■ WRITTEN TASK:
Search the records below for the word "text". Pull out each line that has it.

Start of RAW DATA

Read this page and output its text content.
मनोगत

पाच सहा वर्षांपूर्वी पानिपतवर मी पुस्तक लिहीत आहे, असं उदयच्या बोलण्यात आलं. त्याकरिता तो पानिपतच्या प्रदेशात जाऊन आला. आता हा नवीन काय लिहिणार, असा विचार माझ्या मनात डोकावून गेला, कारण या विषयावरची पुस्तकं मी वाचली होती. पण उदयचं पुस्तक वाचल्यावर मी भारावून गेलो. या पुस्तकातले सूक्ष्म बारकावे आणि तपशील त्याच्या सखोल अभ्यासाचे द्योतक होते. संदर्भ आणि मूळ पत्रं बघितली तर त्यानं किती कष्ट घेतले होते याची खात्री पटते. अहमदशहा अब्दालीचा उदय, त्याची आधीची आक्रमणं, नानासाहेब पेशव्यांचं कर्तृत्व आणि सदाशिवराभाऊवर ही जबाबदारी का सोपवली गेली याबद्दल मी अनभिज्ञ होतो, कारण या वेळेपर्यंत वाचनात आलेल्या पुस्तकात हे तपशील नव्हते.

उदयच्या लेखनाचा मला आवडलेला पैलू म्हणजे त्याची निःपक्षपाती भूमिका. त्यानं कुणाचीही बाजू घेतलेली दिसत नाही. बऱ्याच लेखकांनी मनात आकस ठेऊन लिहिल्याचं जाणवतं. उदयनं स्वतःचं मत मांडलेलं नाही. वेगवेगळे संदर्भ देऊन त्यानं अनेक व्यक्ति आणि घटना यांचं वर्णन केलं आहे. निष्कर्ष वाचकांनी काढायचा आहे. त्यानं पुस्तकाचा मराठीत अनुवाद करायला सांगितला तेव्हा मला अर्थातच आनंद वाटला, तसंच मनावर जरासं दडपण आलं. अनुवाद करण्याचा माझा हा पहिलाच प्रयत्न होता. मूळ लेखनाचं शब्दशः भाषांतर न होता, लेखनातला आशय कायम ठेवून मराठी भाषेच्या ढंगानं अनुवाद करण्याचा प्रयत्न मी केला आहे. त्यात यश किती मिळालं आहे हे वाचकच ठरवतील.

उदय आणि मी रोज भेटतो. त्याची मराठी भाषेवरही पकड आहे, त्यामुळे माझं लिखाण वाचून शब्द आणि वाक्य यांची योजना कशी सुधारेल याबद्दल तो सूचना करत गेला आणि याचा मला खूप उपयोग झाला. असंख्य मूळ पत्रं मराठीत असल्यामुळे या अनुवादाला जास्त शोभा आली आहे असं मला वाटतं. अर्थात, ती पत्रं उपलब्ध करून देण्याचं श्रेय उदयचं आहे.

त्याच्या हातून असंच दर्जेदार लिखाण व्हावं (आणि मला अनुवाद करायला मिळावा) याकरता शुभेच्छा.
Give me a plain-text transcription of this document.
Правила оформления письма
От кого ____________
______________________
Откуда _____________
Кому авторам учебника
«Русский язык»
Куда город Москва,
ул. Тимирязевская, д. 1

End of RAW DATA

■ RESPONSE:
Read this page and output its text content.
Give me a plain-text transcription of this document.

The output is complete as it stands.